» **DATASET RECORDS**
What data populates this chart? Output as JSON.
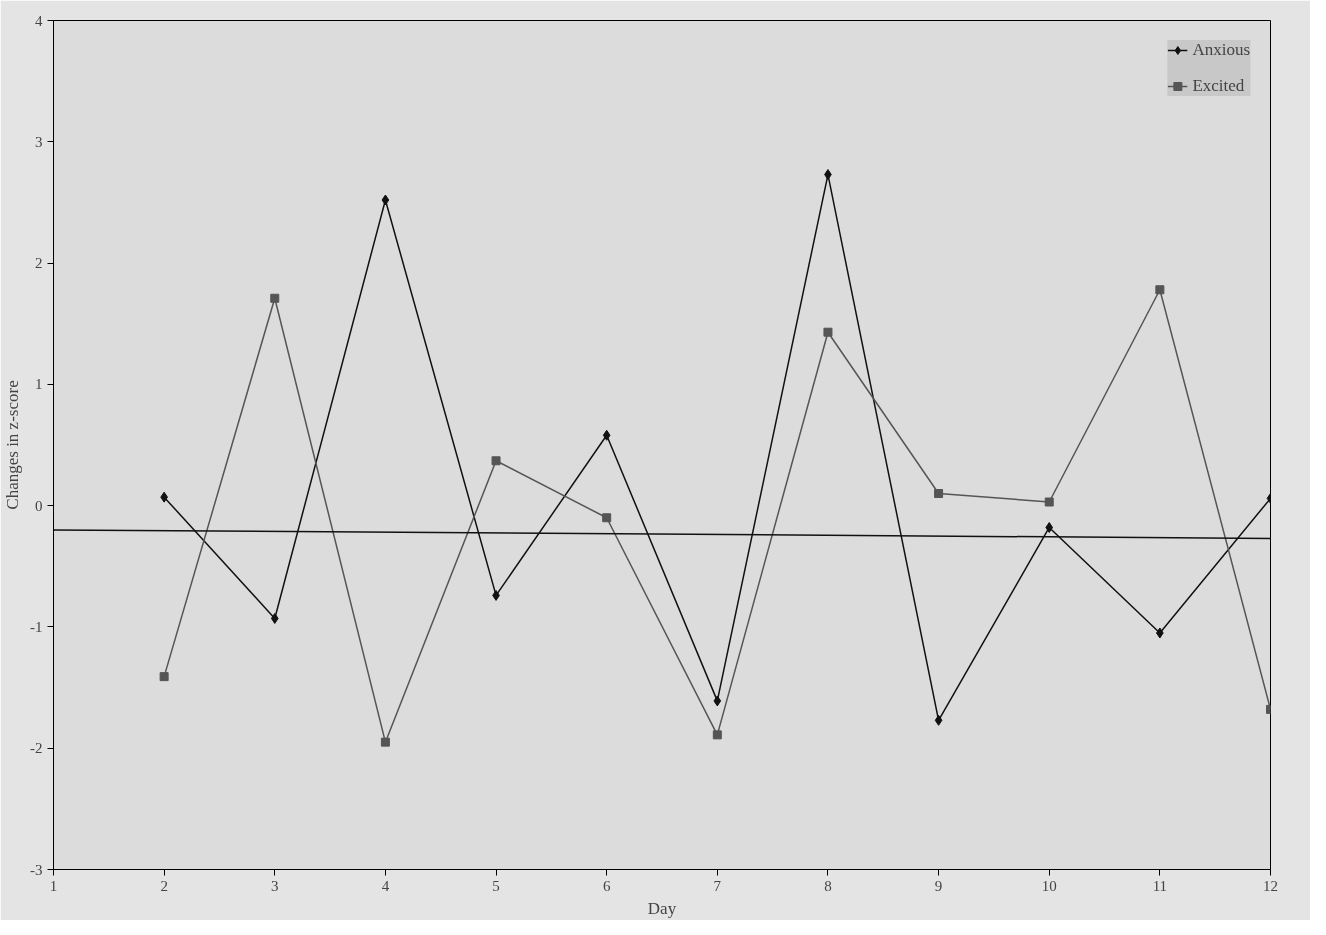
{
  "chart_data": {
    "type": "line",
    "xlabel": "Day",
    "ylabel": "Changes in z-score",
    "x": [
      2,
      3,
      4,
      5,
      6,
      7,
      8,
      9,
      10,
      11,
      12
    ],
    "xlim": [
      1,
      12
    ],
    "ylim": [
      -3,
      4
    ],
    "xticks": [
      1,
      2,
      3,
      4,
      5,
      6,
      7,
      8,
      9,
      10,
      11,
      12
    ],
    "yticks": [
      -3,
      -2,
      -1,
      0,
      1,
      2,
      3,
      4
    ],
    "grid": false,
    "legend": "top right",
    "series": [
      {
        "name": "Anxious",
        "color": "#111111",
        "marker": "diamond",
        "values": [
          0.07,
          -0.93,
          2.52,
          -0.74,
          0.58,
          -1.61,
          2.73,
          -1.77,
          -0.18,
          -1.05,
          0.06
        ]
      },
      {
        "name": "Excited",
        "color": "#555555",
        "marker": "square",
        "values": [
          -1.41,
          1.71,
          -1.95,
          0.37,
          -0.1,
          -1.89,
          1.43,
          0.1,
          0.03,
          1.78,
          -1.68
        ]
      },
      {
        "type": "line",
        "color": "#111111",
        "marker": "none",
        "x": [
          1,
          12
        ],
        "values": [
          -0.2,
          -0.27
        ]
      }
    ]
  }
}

» **EXERCISE DETAILS**
Check each line in the records for the word "marker" and say how many have it, with nothing else.

» **SOLVED PROBLEM**
3